* **Data shown**:

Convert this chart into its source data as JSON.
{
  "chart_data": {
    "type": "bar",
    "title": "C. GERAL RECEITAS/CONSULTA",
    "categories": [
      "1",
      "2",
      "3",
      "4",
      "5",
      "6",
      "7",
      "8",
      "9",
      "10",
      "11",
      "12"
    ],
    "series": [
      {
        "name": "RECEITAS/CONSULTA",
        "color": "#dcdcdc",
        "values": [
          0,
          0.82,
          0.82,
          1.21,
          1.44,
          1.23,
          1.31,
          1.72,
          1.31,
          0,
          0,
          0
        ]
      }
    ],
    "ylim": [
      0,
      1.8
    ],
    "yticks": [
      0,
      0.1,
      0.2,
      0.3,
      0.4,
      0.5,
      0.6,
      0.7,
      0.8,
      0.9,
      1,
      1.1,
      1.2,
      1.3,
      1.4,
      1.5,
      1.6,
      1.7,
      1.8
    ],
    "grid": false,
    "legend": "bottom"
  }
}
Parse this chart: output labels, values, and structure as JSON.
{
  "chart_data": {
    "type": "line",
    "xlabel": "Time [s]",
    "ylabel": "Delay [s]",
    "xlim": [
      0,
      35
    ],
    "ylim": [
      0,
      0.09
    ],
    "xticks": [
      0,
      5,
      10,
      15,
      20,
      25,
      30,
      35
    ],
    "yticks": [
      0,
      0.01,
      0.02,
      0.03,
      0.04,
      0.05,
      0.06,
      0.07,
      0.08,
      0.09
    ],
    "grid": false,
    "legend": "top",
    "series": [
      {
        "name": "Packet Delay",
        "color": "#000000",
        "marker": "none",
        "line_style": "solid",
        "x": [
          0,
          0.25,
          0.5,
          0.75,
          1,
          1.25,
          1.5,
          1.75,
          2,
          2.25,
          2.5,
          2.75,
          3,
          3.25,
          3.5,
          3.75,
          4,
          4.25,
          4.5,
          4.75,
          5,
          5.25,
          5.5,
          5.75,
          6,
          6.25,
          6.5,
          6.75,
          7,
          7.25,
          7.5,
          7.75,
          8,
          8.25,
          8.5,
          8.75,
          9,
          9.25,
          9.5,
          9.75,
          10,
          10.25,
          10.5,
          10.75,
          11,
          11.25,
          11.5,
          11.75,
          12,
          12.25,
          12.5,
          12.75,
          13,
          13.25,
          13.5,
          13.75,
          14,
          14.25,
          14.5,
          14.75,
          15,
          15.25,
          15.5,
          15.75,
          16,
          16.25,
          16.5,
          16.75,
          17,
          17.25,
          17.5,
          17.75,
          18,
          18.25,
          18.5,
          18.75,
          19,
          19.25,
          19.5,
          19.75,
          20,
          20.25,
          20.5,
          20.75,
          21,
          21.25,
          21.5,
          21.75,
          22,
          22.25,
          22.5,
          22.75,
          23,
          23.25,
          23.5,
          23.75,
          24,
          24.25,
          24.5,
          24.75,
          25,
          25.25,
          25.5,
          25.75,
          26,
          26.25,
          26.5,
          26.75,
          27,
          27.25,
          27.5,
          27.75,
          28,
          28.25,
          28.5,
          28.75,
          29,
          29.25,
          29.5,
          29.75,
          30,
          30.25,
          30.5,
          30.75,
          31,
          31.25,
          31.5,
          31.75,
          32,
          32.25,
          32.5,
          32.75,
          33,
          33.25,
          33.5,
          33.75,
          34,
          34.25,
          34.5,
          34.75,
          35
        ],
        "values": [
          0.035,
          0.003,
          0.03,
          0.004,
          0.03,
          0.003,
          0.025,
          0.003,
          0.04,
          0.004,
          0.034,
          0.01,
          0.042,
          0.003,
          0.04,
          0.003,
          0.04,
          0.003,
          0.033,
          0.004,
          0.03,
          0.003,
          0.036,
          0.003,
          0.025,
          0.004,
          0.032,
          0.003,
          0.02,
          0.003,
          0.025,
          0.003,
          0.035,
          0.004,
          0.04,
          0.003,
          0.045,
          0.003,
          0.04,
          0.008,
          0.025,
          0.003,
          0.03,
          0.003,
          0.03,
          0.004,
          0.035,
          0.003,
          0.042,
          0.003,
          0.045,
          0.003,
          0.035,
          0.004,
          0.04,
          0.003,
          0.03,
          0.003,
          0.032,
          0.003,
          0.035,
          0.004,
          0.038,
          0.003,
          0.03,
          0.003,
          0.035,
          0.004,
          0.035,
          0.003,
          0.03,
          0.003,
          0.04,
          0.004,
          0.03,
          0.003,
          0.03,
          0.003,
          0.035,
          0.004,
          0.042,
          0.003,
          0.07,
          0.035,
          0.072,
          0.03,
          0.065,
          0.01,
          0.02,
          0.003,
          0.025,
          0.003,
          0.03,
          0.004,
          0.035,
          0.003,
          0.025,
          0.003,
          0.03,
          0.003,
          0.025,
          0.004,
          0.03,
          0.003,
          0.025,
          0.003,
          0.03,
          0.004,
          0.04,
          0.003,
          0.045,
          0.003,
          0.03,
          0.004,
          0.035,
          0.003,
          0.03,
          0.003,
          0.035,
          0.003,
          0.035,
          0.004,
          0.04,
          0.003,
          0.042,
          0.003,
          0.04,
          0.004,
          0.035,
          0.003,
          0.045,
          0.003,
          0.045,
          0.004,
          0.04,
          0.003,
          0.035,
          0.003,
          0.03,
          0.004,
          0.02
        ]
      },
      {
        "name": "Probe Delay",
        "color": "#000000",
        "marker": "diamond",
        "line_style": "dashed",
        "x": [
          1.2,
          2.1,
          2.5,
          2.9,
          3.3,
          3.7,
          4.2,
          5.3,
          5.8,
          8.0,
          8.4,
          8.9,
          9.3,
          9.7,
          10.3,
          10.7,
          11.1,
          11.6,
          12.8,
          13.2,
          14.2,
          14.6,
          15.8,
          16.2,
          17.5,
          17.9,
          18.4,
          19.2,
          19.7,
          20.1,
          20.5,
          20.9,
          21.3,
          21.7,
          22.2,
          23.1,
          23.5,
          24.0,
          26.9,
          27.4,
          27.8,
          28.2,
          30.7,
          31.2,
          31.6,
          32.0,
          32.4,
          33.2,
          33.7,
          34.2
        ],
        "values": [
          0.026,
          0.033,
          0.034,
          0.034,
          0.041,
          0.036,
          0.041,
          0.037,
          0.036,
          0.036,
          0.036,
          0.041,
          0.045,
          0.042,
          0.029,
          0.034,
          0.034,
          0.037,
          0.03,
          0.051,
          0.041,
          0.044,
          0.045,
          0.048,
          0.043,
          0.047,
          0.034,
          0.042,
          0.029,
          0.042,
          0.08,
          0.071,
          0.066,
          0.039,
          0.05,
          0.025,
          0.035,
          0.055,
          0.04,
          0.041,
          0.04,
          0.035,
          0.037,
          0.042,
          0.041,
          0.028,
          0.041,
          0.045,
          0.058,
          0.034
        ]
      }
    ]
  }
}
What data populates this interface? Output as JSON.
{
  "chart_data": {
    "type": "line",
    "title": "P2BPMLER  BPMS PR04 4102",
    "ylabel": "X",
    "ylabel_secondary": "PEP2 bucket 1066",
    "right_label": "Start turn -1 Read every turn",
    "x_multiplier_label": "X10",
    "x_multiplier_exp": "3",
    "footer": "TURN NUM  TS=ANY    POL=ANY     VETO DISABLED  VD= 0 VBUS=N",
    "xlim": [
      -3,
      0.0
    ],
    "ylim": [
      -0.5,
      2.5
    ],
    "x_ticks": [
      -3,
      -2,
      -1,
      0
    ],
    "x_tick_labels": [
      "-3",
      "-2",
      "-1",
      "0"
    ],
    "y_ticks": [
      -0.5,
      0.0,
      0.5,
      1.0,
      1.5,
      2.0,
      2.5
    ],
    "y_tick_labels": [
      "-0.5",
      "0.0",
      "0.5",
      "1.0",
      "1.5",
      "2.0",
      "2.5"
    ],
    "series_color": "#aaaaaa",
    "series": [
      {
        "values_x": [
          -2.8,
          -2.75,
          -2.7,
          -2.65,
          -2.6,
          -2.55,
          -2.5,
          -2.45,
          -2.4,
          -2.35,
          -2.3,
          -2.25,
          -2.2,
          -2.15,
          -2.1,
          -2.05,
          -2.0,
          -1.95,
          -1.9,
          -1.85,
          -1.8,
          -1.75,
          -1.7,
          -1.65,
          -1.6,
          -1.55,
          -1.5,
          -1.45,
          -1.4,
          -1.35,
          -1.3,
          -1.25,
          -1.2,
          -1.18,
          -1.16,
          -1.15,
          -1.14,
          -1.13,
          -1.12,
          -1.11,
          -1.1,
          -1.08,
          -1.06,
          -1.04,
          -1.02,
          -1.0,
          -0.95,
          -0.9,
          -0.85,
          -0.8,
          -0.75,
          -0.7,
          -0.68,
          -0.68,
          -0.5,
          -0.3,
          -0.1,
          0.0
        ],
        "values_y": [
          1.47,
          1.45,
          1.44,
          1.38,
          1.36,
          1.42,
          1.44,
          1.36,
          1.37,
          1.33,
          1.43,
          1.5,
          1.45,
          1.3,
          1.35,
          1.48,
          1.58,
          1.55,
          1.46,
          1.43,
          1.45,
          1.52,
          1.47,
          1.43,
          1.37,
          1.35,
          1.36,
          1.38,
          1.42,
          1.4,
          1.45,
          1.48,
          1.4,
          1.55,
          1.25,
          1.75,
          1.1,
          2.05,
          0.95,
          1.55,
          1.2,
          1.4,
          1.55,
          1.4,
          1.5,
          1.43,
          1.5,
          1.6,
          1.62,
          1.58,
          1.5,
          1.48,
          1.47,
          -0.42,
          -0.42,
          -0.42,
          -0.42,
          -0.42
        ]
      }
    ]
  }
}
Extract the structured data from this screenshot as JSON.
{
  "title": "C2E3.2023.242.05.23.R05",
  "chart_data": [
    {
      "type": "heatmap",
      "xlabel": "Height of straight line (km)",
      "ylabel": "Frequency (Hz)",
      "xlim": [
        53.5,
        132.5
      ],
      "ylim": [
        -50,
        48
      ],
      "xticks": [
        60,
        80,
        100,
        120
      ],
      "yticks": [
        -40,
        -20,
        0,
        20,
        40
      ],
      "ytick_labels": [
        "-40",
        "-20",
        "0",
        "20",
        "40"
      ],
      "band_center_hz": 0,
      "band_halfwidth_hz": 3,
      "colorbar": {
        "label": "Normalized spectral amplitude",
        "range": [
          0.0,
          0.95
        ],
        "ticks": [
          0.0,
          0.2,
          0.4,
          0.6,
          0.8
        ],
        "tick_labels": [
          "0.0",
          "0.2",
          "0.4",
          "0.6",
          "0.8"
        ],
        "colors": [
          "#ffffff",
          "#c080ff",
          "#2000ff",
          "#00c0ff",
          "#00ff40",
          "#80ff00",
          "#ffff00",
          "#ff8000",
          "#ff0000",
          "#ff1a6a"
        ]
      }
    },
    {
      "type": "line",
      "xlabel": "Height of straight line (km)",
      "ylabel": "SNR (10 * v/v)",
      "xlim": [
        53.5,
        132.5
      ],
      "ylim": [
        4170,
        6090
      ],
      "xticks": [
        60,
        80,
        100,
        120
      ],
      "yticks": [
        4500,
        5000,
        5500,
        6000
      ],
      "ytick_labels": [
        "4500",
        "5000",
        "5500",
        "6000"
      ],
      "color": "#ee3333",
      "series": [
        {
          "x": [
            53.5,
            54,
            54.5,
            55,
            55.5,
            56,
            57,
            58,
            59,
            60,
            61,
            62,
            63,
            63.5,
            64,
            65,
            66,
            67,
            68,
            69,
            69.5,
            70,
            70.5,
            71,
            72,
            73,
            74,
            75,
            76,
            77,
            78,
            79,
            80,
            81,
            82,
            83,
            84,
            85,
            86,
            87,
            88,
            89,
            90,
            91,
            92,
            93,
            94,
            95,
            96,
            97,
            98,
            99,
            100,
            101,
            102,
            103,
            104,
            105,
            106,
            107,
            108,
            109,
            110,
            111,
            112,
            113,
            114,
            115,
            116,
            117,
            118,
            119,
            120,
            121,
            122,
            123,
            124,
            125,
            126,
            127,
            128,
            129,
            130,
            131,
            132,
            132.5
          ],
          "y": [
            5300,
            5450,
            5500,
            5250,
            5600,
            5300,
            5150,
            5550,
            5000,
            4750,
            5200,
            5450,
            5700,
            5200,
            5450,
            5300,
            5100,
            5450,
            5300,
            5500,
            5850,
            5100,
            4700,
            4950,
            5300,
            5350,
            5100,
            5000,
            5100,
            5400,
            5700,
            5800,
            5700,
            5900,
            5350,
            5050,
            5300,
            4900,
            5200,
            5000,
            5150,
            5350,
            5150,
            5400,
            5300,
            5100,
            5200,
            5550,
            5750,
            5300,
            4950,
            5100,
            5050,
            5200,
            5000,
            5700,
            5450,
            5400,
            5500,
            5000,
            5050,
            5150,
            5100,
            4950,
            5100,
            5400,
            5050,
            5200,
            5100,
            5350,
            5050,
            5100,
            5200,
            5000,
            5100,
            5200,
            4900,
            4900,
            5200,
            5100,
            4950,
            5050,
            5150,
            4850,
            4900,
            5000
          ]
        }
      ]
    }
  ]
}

* **Your task**:
Count the lines of these entries that hold the string "Delay", and give only that number.

* **Finished answer**:
3